Data listing section start

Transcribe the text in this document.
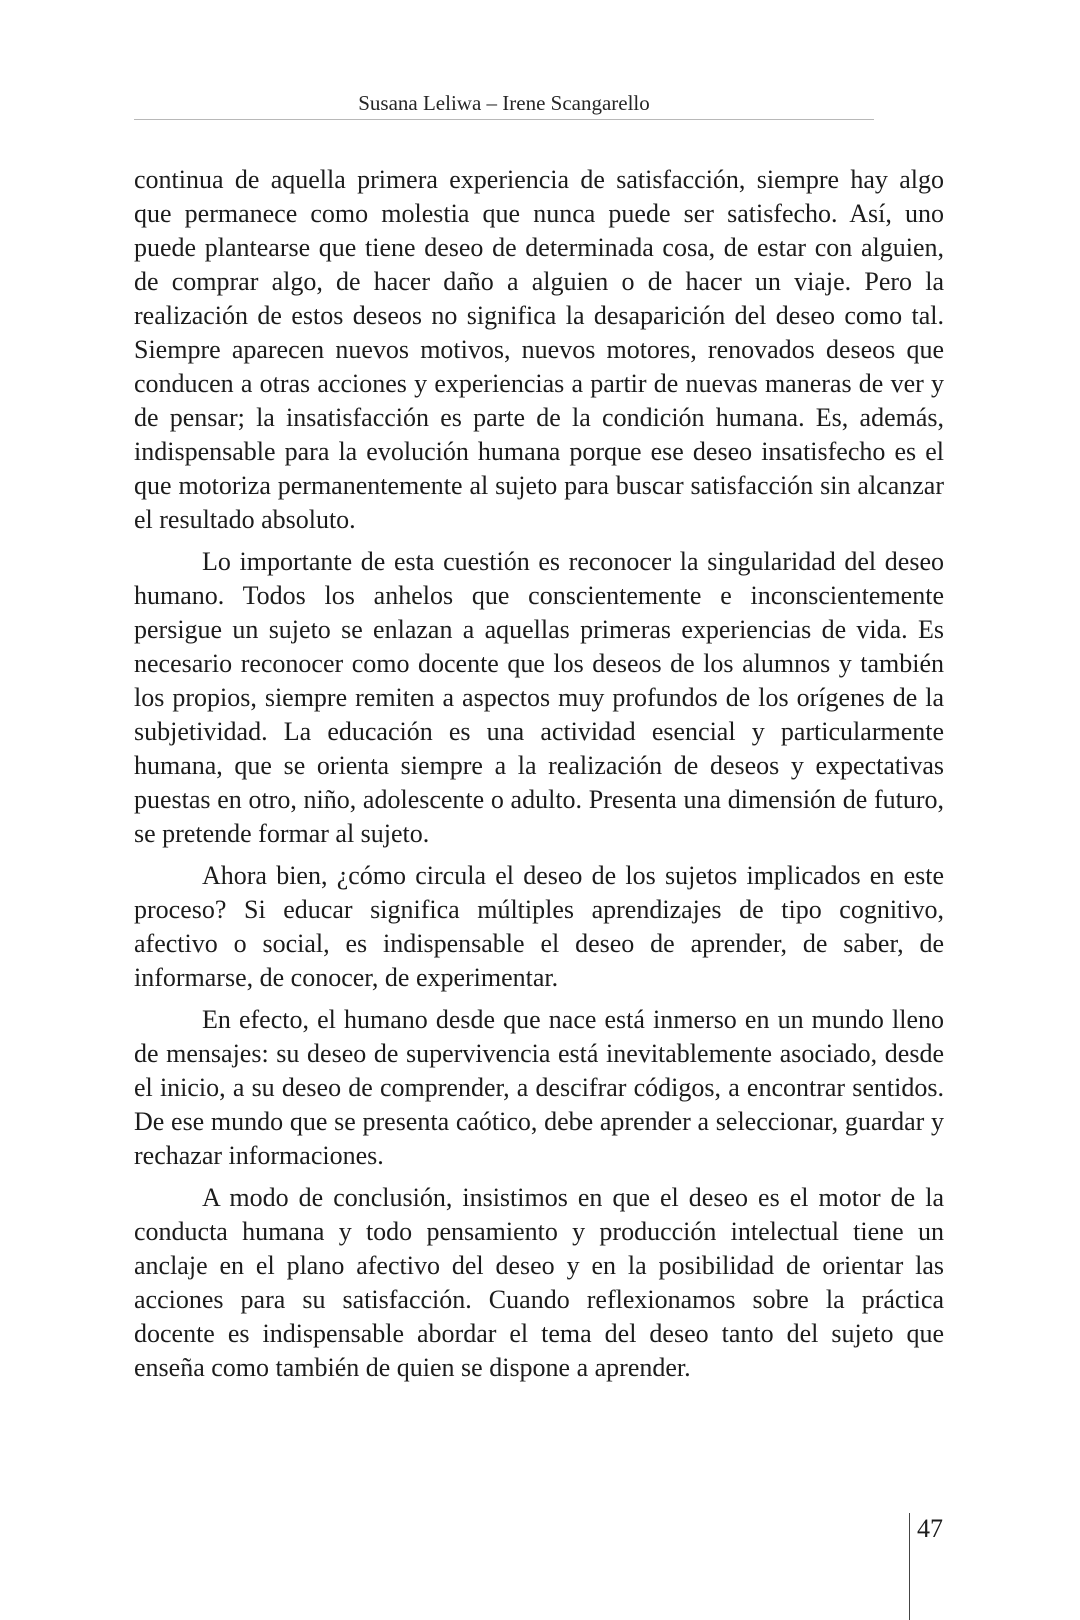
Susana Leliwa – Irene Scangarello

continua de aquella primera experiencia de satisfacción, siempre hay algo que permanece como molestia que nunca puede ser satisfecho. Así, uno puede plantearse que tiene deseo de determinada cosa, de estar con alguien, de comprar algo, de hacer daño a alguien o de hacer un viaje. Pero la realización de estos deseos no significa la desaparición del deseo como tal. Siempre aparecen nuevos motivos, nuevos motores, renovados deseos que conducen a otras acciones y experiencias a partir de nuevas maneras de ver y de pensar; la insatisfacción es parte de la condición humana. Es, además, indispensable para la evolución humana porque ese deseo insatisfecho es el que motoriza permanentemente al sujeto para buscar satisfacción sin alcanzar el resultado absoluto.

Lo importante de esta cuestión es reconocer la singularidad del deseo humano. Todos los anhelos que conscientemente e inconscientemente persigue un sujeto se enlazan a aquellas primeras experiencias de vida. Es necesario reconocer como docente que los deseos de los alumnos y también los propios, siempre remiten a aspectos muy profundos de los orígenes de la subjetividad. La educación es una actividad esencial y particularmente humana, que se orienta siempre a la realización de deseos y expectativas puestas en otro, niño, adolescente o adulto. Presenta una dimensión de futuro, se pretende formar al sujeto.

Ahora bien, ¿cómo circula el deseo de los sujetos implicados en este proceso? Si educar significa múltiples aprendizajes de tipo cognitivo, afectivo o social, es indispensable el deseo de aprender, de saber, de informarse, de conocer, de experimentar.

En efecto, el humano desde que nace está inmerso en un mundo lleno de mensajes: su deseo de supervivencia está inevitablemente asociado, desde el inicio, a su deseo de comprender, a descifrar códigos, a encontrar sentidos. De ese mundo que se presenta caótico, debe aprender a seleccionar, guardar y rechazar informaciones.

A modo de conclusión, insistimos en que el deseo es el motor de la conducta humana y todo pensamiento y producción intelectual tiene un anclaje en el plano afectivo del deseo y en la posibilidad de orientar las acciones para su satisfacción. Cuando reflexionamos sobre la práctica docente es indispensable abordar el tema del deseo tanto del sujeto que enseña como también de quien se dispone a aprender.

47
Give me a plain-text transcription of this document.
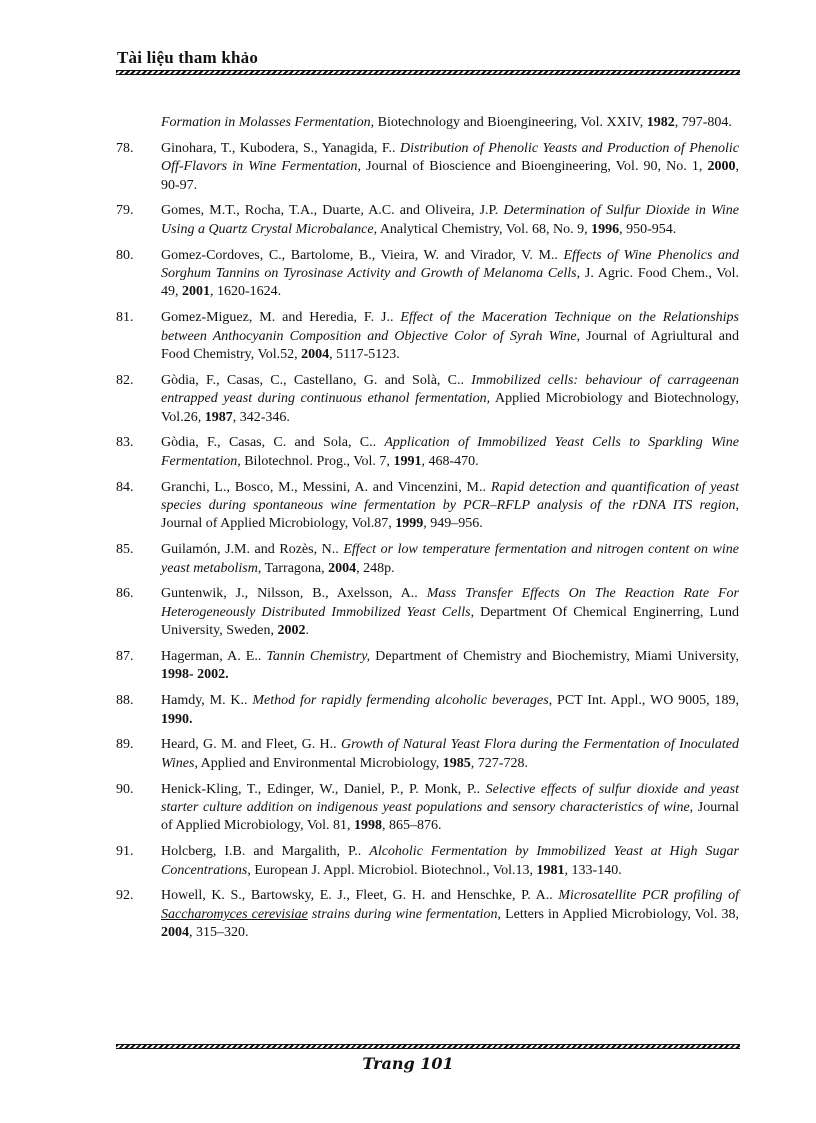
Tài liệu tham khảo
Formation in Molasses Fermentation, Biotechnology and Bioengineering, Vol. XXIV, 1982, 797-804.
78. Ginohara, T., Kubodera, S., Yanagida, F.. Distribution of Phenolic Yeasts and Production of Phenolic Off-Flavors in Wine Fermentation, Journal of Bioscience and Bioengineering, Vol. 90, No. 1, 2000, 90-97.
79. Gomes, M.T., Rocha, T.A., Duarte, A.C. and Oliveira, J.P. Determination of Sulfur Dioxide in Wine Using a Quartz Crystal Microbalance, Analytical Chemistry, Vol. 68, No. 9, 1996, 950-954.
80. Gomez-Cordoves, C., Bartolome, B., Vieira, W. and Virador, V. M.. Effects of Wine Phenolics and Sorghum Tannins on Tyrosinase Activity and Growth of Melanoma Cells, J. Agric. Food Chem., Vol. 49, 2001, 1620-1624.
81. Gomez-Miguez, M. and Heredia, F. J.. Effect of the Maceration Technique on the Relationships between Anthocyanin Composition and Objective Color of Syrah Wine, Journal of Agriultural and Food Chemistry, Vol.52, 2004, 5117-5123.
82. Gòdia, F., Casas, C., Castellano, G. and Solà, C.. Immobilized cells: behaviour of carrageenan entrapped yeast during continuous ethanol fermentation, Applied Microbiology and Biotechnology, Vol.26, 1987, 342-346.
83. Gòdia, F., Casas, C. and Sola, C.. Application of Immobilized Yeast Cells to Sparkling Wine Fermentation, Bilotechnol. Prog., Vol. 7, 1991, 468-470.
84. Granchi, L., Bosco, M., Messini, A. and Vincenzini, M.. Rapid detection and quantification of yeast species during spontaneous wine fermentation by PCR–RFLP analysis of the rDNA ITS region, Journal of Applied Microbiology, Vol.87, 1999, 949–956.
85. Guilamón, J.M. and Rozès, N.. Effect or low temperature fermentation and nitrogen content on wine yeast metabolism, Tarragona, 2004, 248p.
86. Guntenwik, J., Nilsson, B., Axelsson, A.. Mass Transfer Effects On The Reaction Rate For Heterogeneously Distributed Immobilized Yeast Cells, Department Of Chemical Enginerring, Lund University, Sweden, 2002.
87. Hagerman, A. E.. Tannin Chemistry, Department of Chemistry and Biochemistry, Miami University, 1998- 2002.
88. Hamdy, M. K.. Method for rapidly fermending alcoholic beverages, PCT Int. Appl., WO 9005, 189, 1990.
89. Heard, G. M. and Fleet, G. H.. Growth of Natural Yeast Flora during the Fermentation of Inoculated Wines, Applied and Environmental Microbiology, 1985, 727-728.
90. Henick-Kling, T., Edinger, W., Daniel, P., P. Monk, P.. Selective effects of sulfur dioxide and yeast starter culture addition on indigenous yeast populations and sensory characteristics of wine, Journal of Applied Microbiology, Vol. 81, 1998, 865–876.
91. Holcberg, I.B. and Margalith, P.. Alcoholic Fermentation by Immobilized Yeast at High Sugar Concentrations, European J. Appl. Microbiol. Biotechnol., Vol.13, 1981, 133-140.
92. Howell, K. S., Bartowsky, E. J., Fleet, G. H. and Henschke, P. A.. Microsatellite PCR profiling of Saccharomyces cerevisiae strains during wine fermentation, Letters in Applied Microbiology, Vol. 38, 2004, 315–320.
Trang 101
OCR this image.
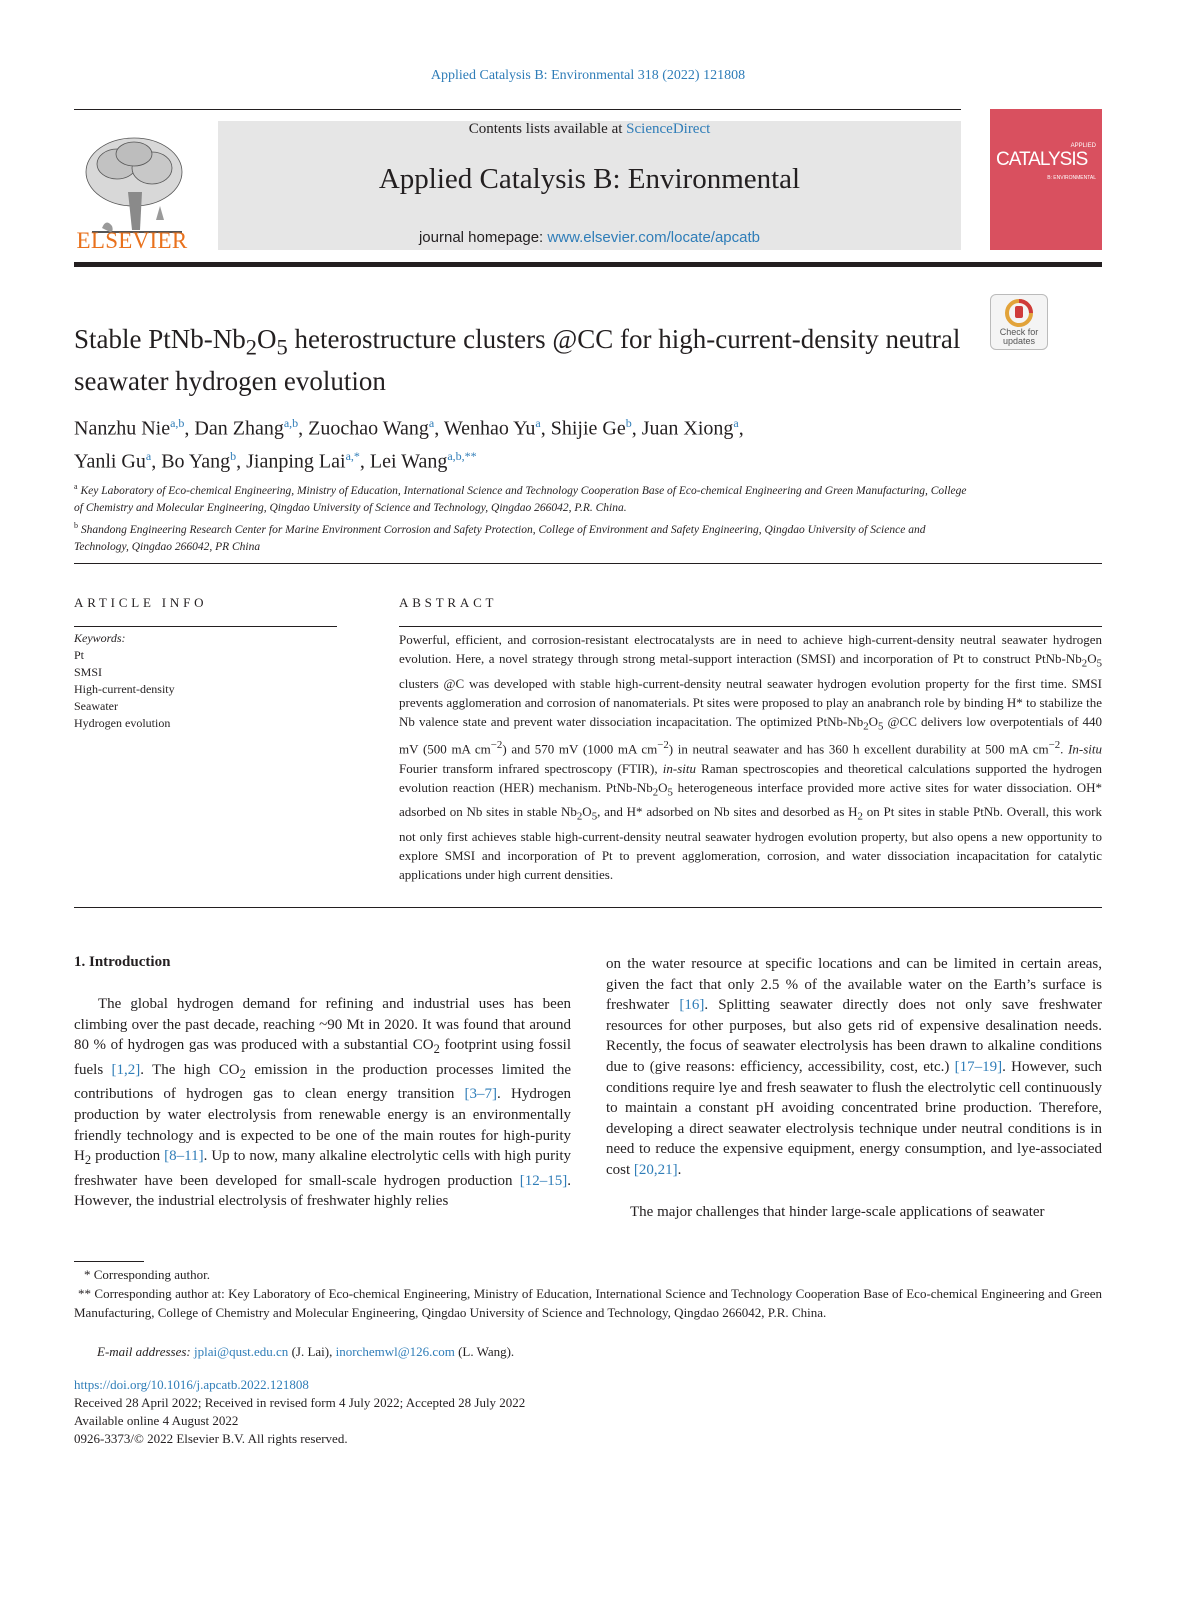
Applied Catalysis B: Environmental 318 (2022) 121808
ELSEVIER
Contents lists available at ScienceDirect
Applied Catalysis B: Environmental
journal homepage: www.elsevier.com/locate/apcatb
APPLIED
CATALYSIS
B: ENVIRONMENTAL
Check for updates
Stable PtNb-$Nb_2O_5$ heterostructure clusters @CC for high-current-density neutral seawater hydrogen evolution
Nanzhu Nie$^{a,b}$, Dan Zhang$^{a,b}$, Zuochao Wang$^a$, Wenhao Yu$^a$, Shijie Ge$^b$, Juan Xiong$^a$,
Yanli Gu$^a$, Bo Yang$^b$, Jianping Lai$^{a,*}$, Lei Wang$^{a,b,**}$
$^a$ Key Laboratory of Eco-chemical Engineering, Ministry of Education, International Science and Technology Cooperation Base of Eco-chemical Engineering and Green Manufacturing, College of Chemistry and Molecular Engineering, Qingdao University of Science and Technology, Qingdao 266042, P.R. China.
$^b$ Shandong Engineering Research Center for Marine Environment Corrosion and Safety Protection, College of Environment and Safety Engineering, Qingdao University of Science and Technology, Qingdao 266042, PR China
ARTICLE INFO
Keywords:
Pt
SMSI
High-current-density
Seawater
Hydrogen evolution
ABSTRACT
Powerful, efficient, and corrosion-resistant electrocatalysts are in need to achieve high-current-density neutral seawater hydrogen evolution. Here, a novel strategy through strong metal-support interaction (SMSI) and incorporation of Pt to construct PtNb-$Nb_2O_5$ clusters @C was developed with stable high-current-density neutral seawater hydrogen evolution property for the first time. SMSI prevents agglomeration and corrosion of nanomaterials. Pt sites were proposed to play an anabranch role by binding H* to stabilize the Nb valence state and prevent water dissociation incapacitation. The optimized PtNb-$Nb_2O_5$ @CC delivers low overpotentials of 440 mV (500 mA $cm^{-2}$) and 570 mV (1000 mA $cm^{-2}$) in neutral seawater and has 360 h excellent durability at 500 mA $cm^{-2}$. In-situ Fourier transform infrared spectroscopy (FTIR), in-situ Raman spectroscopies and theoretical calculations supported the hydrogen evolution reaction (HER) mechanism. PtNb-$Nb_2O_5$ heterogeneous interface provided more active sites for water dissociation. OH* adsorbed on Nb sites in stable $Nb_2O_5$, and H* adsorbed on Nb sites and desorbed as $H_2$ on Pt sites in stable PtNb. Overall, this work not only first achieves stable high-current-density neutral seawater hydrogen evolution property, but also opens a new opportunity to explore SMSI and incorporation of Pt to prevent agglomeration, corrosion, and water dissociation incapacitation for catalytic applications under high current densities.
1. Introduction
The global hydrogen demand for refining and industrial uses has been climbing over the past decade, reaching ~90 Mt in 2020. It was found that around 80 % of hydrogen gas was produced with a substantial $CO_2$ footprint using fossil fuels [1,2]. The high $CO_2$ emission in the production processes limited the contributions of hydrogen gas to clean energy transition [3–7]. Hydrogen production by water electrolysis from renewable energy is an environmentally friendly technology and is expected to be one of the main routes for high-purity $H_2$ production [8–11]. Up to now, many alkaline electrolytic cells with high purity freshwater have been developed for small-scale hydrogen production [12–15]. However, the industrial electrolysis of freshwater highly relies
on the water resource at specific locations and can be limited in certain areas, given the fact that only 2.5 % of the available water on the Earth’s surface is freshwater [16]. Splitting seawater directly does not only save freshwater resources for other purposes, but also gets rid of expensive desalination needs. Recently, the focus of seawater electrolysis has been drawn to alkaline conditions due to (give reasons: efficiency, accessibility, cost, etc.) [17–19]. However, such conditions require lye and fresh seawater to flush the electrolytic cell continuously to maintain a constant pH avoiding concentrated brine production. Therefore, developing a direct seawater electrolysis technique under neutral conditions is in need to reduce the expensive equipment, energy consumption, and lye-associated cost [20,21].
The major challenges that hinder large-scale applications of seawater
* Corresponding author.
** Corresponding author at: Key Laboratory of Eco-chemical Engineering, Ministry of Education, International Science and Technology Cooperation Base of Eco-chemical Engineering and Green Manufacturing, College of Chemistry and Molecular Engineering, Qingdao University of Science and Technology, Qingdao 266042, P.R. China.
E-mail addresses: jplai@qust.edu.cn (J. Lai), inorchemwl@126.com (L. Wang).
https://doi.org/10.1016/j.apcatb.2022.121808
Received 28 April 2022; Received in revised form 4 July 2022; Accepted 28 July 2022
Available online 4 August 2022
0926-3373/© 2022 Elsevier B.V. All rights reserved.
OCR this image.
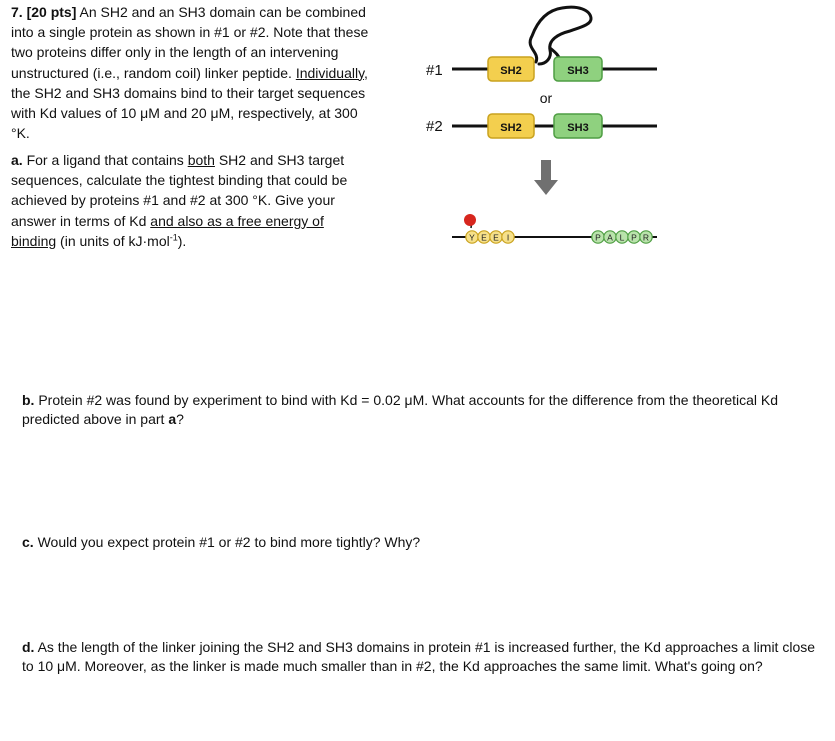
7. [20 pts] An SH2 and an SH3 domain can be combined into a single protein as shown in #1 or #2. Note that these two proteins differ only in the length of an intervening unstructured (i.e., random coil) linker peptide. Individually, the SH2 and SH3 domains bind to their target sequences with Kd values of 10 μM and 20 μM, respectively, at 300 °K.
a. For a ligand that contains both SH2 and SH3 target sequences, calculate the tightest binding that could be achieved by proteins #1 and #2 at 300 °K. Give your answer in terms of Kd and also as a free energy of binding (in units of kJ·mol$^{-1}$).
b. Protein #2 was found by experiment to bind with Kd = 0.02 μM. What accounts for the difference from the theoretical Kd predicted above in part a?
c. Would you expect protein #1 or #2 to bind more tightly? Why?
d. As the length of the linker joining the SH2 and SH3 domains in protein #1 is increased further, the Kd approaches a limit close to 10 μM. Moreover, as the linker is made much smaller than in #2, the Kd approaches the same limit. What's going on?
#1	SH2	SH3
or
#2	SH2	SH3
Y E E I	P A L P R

Data listing section end

The task:
Scan the records for the string "document". Copy each line in which it appears.

Answer below:
Transcribe the text in this document.
Give me a plain-text transcription of this document.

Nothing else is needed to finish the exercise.